Start of Data rows
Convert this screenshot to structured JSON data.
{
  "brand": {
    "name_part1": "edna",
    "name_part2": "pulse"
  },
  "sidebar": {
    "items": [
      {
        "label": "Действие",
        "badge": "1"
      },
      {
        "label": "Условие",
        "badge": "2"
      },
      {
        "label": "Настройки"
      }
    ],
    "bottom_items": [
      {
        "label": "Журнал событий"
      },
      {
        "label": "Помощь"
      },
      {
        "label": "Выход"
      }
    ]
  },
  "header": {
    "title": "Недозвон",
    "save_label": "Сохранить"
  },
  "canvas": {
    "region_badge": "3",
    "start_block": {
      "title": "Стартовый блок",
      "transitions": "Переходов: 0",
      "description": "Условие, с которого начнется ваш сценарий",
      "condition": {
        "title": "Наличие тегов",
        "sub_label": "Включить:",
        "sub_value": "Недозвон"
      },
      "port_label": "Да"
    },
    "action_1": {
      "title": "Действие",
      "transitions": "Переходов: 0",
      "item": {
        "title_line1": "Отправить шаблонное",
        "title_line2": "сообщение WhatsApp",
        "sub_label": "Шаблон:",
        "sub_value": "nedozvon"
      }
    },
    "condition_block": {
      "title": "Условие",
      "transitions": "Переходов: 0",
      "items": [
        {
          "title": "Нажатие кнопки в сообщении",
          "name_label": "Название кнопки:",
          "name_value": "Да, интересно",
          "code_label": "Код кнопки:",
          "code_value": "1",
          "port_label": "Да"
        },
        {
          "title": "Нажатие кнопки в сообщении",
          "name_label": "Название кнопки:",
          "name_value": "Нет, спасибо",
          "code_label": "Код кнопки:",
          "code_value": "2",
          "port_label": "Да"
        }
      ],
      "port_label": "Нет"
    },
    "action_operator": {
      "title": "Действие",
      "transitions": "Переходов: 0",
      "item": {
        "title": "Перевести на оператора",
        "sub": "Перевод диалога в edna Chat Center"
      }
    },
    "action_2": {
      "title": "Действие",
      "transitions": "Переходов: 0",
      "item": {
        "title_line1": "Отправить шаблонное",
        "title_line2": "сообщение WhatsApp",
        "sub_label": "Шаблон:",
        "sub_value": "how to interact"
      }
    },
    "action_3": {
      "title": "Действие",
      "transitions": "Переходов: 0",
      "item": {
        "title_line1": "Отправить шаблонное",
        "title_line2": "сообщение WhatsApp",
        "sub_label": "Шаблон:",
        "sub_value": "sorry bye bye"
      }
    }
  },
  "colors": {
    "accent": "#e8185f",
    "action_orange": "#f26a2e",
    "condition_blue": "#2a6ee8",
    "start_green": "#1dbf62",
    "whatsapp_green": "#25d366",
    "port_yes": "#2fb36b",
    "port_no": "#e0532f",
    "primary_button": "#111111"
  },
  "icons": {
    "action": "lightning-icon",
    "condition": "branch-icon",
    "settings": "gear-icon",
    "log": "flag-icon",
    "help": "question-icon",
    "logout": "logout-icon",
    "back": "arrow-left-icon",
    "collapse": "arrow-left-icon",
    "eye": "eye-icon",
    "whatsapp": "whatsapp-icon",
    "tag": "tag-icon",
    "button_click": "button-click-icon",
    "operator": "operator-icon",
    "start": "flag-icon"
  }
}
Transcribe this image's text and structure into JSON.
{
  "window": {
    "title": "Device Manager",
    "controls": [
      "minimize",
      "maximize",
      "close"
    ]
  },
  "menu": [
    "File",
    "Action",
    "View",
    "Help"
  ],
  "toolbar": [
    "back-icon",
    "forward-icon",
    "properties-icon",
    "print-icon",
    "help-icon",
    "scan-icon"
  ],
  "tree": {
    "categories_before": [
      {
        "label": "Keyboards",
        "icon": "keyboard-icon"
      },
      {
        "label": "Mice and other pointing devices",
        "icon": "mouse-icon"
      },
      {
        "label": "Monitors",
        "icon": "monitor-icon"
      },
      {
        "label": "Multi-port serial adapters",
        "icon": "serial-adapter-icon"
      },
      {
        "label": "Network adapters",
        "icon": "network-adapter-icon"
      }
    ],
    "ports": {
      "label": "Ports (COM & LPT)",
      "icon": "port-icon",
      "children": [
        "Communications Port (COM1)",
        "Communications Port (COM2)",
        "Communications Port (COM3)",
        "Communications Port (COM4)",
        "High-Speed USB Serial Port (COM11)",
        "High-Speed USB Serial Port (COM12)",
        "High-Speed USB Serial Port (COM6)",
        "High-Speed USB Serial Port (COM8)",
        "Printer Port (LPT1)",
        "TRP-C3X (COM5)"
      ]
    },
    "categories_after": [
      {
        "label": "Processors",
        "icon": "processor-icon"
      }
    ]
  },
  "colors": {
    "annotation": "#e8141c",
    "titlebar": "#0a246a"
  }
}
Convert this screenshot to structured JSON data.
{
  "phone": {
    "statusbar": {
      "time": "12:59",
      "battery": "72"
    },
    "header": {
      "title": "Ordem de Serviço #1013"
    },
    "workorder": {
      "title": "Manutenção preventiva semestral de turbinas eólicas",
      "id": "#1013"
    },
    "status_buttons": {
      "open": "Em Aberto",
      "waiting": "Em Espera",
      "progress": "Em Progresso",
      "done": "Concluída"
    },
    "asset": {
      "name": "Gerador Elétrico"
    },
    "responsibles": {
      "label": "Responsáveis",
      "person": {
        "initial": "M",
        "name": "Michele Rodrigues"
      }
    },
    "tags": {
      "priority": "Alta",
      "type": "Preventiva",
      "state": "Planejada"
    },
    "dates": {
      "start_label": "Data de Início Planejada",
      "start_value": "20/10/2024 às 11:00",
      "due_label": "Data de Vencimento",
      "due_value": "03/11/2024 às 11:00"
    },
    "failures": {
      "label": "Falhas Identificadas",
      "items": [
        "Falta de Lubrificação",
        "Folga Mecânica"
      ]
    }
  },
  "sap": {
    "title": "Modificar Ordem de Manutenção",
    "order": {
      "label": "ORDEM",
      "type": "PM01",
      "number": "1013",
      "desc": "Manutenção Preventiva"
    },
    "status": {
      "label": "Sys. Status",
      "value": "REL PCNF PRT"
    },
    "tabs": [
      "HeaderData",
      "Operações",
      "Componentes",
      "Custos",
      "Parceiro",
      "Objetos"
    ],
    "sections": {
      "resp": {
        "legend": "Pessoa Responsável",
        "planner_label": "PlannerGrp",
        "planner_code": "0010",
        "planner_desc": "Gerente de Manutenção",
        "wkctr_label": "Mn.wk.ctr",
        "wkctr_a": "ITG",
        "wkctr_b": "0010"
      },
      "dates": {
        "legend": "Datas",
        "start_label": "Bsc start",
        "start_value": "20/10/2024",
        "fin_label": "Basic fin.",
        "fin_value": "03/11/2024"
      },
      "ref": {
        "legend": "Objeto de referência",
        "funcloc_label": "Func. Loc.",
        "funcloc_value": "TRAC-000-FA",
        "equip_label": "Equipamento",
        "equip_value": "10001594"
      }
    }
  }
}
End of Data rows
> Problem:
Transcribe the full listing above without leaving anything out.

> Final answer:
Convert this screenshot to structured JSON data.
{
  "brand": {
    "name_part1": "edna",
    "name_part2": "pulse"
  },
  "sidebar": {
    "items": [
      {
        "label": "Действие",
        "badge": "1"
      },
      {
        "label": "Условие",
        "badge": "2"
      },
      {
        "label": "Настройки"
      }
    ],
    "bottom_items": [
      {
        "label": "Журнал событий"
      },
      {
        "label": "Помощь"
      },
      {
        "label": "Выход"
      }
    ]
  },
  "header": {
    "title": "Недозвон",
    "save_label": "Сохранить"
  },
  "canvas": {
    "region_badge": "3",
    "start_block": {
      "title": "Стартовый блок",
      "transitions": "Переходов: 0",
      "description": "Условие, с которого начнется ваш сценарий",
      "condition": {
        "title": "Наличие тегов",
        "sub_label": "Включить:",
        "sub_value": "Недозвон"
      },
      "port_label": "Да"
    },
    "action_1": {
      "title": "Действие",
      "transitions": "Переходов: 0",
      "item": {
        "title_line1": "Отправить шаблонное",
        "title_line2": "сообщение WhatsApp",
        "sub_label": "Шаблон:",
        "sub_value": "nedozvon"
      }
    },
    "condition_block": {
      "title": "Условие",
      "transitions": "Переходов: 0",
      "items": [
        {
          "title": "Нажатие кнопки в сообщении",
          "name_label": "Название кнопки:",
          "name_value": "Да, интересно",
          "code_label": "Код кнопки:",
          "code_value": "1",
          "port_label": "Да"
        },
        {
          "title": "Нажатие кнопки в сообщении",
          "name_label": "Название кнопки:",
          "name_value": "Нет, спасибо",
          "code_label": "Код кнопки:",
          "code_value": "2",
          "port_label": "Да"
        }
      ],
      "port_label": "Нет"
    },
    "action_operator": {
      "title": "Действие",
      "transitions": "Переходов: 0",
      "item": {
        "title": "Перевести на оператора",
        "sub": "Перевод диалога в edna Chat Center"
      }
    },
    "action_2": {
      "title": "Действие",
      "transitions": "Переходов: 0",
      "item": {
        "title_line1": "Отправить шаблонное",
        "title_line2": "сообщение WhatsApp",
        "sub_label": "Шаблон:",
        "sub_value": "how to interact"
      }
    },
    "action_3": {
      "title": "Действие",
      "transitions": "Переходов: 0",
      "item": {
        "title_line1": "Отправить шаблонное",
        "title_line2": "сообщение WhatsApp",
        "sub_label": "Шаблон:",
        "sub_value": "sorry bye bye"
      }
    }
  },
  "colors": {
    "accent": "#e8185f",
    "action_orange": "#f26a2e",
    "condition_blue": "#2a6ee8",
    "start_green": "#1dbf62",
    "whatsapp_green": "#25d366",
    "port_yes": "#2fb36b",
    "port_no": "#e0532f",
    "primary_button": "#111111"
  },
  "icons": {
    "action": "lightning-icon",
    "condition": "branch-icon",
    "settings": "gear-icon",
    "log": "flag-icon",
    "help": "question-icon",
    "logout": "logout-icon",
    "back": "arrow-left-icon",
    "collapse": "arrow-left-icon",
    "eye": "eye-icon",
    "whatsapp": "whatsapp-icon",
    "tag": "tag-icon",
    "button_click": "button-click-icon",
    "operator": "operator-icon",
    "start": "flag-icon"
  }
}
Transcribe this image's text and structure into JSON.
{
  "window": {
    "title": "Device Manager",
    "controls": [
      "minimize",
      "maximize",
      "close"
    ]
  },
  "menu": [
    "File",
    "Action",
    "View",
    "Help"
  ],
  "toolbar": [
    "back-icon",
    "forward-icon",
    "properties-icon",
    "print-icon",
    "help-icon",
    "scan-icon"
  ],
  "tree": {
    "categories_before": [
      {
        "label": "Keyboards",
        "icon": "keyboard-icon"
      },
      {
        "label": "Mice and other pointing devices",
        "icon": "mouse-icon"
      },
      {
        "label": "Monitors",
        "icon": "monitor-icon"
      },
      {
        "label": "Multi-port serial adapters",
        "icon": "serial-adapter-icon"
      },
      {
        "label": "Network adapters",
        "icon": "network-adapter-icon"
      }
    ],
    "ports": {
      "label": "Ports (COM & LPT)",
      "icon": "port-icon",
      "children": [
        "Communications Port (COM1)",
        "Communications Port (COM2)",
        "Communications Port (COM3)",
        "Communications Port (COM4)",
        "High-Speed USB Serial Port (COM11)",
        "High-Speed USB Serial Port (COM12)",
        "High-Speed USB Serial Port (COM6)",
        "High-Speed USB Serial Port (COM8)",
        "Printer Port (LPT1)",
        "TRP-C3X (COM5)"
      ]
    },
    "categories_after": [
      {
        "label": "Processors",
        "icon": "processor-icon"
      }
    ]
  },
  "colors": {
    "annotation": "#e8141c",
    "titlebar": "#0a246a"
  }
}
Convert this screenshot to structured JSON data.
{
  "phone": {
    "statusbar": {
      "time": "12:59",
      "battery": "72"
    },
    "header": {
      "title": "Ordem de Serviço #1013"
    },
    "workorder": {
      "title": "Manutenção preventiva semestral de turbinas eólicas",
      "id": "#1013"
    },
    "status_buttons": {
      "open": "Em Aberto",
      "waiting": "Em Espera",
      "progress": "Em Progresso",
      "done": "Concluída"
    },
    "asset": {
      "name": "Gerador Elétrico"
    },
    "responsibles": {
      "label": "Responsáveis",
      "person": {
        "initial": "M",
        "name": "Michele Rodrigues"
      }
    },
    "tags": {
      "priority": "Alta",
      "type": "Preventiva",
      "state": "Planejada"
    },
    "dates": {
      "start_label": "Data de Início Planejada",
      "start_value": "20/10/2024 às 11:00",
      "due_label": "Data de Vencimento",
      "due_value": "03/11/2024 às 11:00"
    },
    "failures": {
      "label": "Falhas Identificadas",
      "items": [
        "Falta de Lubrificação",
        "Folga Mecânica"
      ]
    }
  },
  "sap": {
    "title": "Modificar Ordem de Manutenção",
    "order": {
      "label": "ORDEM",
      "type": "PM01",
      "number": "1013",
      "desc": "Manutenção Preventiva"
    },
    "status": {
      "label": "Sys. Status",
      "value": "REL PCNF PRT"
    },
    "tabs": [
      "HeaderData",
      "Operações",
      "Componentes",
      "Custos",
      "Parceiro",
      "Objetos"
    ],
    "sections": {
      "resp": {
        "legend": "Pessoa Responsável",
        "planner_label": "PlannerGrp",
        "planner_code": "0010",
        "planner_desc": "Gerente de Manutenção",
        "wkctr_label": "Mn.wk.ctr",
        "wkctr_a": "ITG",
        "wkctr_b": "0010"
      },
      "dates": {
        "legend": "Datas",
        "start_label": "Bsc start",
        "start_value": "20/10/2024",
        "fin_label": "Basic fin.",
        "fin_value": "03/11/2024"
      },
      "ref": {
        "legend": "Objeto de referência",
        "funcloc_label": "Func. Loc.",
        "funcloc_value": "TRAC-000-FA",
        "equip_label": "Equipamento",
        "equip_value": "10001594"
      }
    }
  }
}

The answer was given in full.